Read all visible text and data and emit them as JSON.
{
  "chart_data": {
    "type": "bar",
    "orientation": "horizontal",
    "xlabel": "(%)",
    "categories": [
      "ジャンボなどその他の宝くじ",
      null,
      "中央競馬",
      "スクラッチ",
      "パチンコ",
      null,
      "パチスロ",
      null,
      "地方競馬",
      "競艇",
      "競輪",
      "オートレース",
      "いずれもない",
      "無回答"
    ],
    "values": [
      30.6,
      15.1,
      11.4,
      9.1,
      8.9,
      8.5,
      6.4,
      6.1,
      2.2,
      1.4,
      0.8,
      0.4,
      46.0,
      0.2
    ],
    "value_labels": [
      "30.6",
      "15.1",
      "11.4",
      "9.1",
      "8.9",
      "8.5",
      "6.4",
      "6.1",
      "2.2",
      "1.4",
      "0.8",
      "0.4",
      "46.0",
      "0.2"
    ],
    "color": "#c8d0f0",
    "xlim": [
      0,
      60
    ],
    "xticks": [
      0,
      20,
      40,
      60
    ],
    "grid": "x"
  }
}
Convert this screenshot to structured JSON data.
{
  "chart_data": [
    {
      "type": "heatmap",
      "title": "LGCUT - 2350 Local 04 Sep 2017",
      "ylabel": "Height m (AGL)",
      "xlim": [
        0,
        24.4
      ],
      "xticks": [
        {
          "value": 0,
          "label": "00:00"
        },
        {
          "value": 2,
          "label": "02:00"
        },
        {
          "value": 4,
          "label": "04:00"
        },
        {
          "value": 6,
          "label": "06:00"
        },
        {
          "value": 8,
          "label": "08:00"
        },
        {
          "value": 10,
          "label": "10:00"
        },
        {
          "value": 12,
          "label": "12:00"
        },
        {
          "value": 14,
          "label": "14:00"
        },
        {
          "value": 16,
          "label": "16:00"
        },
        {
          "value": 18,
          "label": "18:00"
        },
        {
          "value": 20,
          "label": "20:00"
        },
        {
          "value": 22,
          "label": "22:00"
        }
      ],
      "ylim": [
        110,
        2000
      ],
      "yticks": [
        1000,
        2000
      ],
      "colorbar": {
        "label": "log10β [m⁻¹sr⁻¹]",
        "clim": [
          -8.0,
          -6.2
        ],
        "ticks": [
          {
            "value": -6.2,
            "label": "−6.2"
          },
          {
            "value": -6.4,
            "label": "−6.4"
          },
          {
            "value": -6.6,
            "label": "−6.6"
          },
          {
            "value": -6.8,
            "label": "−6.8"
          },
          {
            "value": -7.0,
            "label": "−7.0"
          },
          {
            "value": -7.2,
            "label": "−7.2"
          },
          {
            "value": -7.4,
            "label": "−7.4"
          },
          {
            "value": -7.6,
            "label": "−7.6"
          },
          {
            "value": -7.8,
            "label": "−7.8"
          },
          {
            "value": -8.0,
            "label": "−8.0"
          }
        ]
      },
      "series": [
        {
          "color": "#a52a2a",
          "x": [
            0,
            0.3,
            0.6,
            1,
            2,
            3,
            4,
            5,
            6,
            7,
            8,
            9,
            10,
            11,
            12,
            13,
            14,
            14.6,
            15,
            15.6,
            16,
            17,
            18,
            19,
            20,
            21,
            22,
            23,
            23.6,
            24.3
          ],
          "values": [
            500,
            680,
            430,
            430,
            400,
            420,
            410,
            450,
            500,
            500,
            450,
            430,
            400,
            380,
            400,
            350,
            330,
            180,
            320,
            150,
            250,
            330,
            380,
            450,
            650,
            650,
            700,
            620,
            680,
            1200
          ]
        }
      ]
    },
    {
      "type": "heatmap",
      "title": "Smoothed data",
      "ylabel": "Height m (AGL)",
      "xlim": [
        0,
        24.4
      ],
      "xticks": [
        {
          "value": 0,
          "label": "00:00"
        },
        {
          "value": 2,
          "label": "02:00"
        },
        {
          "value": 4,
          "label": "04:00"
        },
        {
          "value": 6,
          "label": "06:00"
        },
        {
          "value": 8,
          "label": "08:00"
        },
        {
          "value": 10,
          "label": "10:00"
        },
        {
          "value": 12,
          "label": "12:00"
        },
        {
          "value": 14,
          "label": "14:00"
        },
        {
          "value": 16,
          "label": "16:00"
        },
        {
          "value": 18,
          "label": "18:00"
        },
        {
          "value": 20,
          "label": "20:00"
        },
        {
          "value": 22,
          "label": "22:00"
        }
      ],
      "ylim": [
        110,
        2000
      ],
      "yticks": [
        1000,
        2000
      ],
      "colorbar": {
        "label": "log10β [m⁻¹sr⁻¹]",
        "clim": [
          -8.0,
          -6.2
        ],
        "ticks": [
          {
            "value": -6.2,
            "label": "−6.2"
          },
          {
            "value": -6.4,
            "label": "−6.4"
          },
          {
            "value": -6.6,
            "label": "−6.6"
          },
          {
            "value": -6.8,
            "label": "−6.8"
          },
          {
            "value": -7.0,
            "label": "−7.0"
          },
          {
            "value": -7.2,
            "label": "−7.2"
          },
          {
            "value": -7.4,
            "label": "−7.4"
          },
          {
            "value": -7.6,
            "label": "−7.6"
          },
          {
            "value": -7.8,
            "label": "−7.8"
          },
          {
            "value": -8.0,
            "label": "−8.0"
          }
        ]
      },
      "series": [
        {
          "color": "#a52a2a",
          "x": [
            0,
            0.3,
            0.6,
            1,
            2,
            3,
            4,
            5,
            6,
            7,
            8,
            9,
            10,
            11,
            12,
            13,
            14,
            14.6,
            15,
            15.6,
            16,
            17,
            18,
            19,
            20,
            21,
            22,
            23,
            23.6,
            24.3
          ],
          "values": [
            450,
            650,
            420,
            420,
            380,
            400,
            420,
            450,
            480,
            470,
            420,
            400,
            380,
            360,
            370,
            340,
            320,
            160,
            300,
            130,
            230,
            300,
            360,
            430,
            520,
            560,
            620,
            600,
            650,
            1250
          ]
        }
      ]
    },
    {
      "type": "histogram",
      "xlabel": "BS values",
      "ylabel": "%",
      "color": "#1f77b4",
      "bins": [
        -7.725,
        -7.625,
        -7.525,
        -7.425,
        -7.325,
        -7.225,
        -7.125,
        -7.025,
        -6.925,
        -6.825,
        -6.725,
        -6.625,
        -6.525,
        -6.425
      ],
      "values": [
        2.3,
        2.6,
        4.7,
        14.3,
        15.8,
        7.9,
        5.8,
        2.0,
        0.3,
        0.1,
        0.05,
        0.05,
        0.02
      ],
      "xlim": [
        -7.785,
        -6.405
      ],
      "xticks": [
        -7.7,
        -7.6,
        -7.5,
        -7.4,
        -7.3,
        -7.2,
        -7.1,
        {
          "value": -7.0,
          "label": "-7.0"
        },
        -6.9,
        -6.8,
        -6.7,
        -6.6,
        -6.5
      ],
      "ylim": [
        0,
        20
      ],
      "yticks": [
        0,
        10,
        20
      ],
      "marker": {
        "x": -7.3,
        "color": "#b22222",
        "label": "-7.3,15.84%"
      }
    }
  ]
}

What the exercise asks:
Output the records verbatim, from the first line to the last.

Solution to the exercise:
Read all visible text and data and emit them as JSON.
{
  "chart_data": {
    "type": "bar",
    "orientation": "horizontal",
    "xlabel": "(%)",
    "categories": [
      "ジャンボなどその他の宝くじ",
      null,
      "中央競馬",
      "スクラッチ",
      "パチンコ",
      null,
      "パチスロ",
      null,
      "地方競馬",
      "競艇",
      "競輪",
      "オートレース",
      "いずれもない",
      "無回答"
    ],
    "values": [
      30.6,
      15.1,
      11.4,
      9.1,
      8.9,
      8.5,
      6.4,
      6.1,
      2.2,
      1.4,
      0.8,
      0.4,
      46.0,
      0.2
    ],
    "value_labels": [
      "30.6",
      "15.1",
      "11.4",
      "9.1",
      "8.9",
      "8.5",
      "6.4",
      "6.1",
      "2.2",
      "1.4",
      "0.8",
      "0.4",
      "46.0",
      "0.2"
    ],
    "color": "#c8d0f0",
    "xlim": [
      0,
      60
    ],
    "xticks": [
      0,
      20,
      40,
      60
    ],
    "grid": "x"
  }
}
Convert this screenshot to structured JSON data.
{
  "chart_data": [
    {
      "type": "heatmap",
      "title": "LGCUT - 2350 Local 04 Sep 2017",
      "ylabel": "Height m (AGL)",
      "xlim": [
        0,
        24.4
      ],
      "xticks": [
        {
          "value": 0,
          "label": "00:00"
        },
        {
          "value": 2,
          "label": "02:00"
        },
        {
          "value": 4,
          "label": "04:00"
        },
        {
          "value": 6,
          "label": "06:00"
        },
        {
          "value": 8,
          "label": "08:00"
        },
        {
          "value": 10,
          "label": "10:00"
        },
        {
          "value": 12,
          "label": "12:00"
        },
        {
          "value": 14,
          "label": "14:00"
        },
        {
          "value": 16,
          "label": "16:00"
        },
        {
          "value": 18,
          "label": "18:00"
        },
        {
          "value": 20,
          "label": "20:00"
        },
        {
          "value": 22,
          "label": "22:00"
        }
      ],
      "ylim": [
        110,
        2000
      ],
      "yticks": [
        1000,
        2000
      ],
      "colorbar": {
        "label": "log10β [m⁻¹sr⁻¹]",
        "clim": [
          -8.0,
          -6.2
        ],
        "ticks": [
          {
            "value": -6.2,
            "label": "−6.2"
          },
          {
            "value": -6.4,
            "label": "−6.4"
          },
          {
            "value": -6.6,
            "label": "−6.6"
          },
          {
            "value": -6.8,
            "label": "−6.8"
          },
          {
            "value": -7.0,
            "label": "−7.0"
          },
          {
            "value": -7.2,
            "label": "−7.2"
          },
          {
            "value": -7.4,
            "label": "−7.4"
          },
          {
            "value": -7.6,
            "label": "−7.6"
          },
          {
            "value": -7.8,
            "label": "−7.8"
          },
          {
            "value": -8.0,
            "label": "−8.0"
          }
        ]
      },
      "series": [
        {
          "color": "#a52a2a",
          "x": [
            0,
            0.3,
            0.6,
            1,
            2,
            3,
            4,
            5,
            6,
            7,
            8,
            9,
            10,
            11,
            12,
            13,
            14,
            14.6,
            15,
            15.6,
            16,
            17,
            18,
            19,
            20,
            21,
            22,
            23,
            23.6,
            24.3
          ],
          "values": [
            500,
            680,
            430,
            430,
            400,
            420,
            410,
            450,
            500,
            500,
            450,
            430,
            400,
            380,
            400,
            350,
            330,
            180,
            320,
            150,
            250,
            330,
            380,
            450,
            650,
            650,
            700,
            620,
            680,
            1200
          ]
        }
      ]
    },
    {
      "type": "heatmap",
      "title": "Smoothed data",
      "ylabel": "Height m (AGL)",
      "xlim": [
        0,
        24.4
      ],
      "xticks": [
        {
          "value": 0,
          "label": "00:00"
        },
        {
          "value": 2,
          "label": "02:00"
        },
        {
          "value": 4,
          "label": "04:00"
        },
        {
          "value": 6,
          "label": "06:00"
        },
        {
          "value": 8,
          "label": "08:00"
        },
        {
          "value": 10,
          "label": "10:00"
        },
        {
          "value": 12,
          "label": "12:00"
        },
        {
          "value": 14,
          "label": "14:00"
        },
        {
          "value": 16,
          "label": "16:00"
        },
        {
          "value": 18,
          "label": "18:00"
        },
        {
          "value": 20,
          "label": "20:00"
        },
        {
          "value": 22,
          "label": "22:00"
        }
      ],
      "ylim": [
        110,
        2000
      ],
      "yticks": [
        1000,
        2000
      ],
      "colorbar": {
        "label": "log10β [m⁻¹sr⁻¹]",
        "clim": [
          -8.0,
          -6.2
        ],
        "ticks": [
          {
            "value": -6.2,
            "label": "−6.2"
          },
          {
            "value": -6.4,
            "label": "−6.4"
          },
          {
            "value": -6.6,
            "label": "−6.6"
          },
          {
            "value": -6.8,
            "label": "−6.8"
          },
          {
            "value": -7.0,
            "label": "−7.0"
          },
          {
            "value": -7.2,
            "label": "−7.2"
          },
          {
            "value": -7.4,
            "label": "−7.4"
          },
          {
            "value": -7.6,
            "label": "−7.6"
          },
          {
            "value": -7.8,
            "label": "−7.8"
          },
          {
            "value": -8.0,
            "label": "−8.0"
          }
        ]
      },
      "series": [
        {
          "color": "#a52a2a",
          "x": [
            0,
            0.3,
            0.6,
            1,
            2,
            3,
            4,
            5,
            6,
            7,
            8,
            9,
            10,
            11,
            12,
            13,
            14,
            14.6,
            15,
            15.6,
            16,
            17,
            18,
            19,
            20,
            21,
            22,
            23,
            23.6,
            24.3
          ],
          "values": [
            450,
            650,
            420,
            420,
            380,
            400,
            420,
            450,
            480,
            470,
            420,
            400,
            380,
            360,
            370,
            340,
            320,
            160,
            300,
            130,
            230,
            300,
            360,
            430,
            520,
            560,
            620,
            600,
            650,
            1250
          ]
        }
      ]
    },
    {
      "type": "histogram",
      "xlabel": "BS values",
      "ylabel": "%",
      "color": "#1f77b4",
      "bins": [
        -7.725,
        -7.625,
        -7.525,
        -7.425,
        -7.325,
        -7.225,
        -7.125,
        -7.025,
        -6.925,
        -6.825,
        -6.725,
        -6.625,
        -6.525,
        -6.425
      ],
      "values": [
        2.3,
        2.6,
        4.7,
        14.3,
        15.8,
        7.9,
        5.8,
        2.0,
        0.3,
        0.1,
        0.05,
        0.05,
        0.02
      ],
      "xlim": [
        -7.785,
        -6.405
      ],
      "xticks": [
        -7.7,
        -7.6,
        -7.5,
        -7.4,
        -7.3,
        -7.2,
        -7.1,
        {
          "value": -7.0,
          "label": "-7.0"
        },
        -6.9,
        -6.8,
        -6.7,
        -6.6,
        -6.5
      ],
      "ylim": [
        0,
        20
      ],
      "yticks": [
        0,
        10,
        20
      ],
      "marker": {
        "x": -7.3,
        "color": "#b22222",
        "label": "-7.3,15.84%"
      }
    }
  ]
}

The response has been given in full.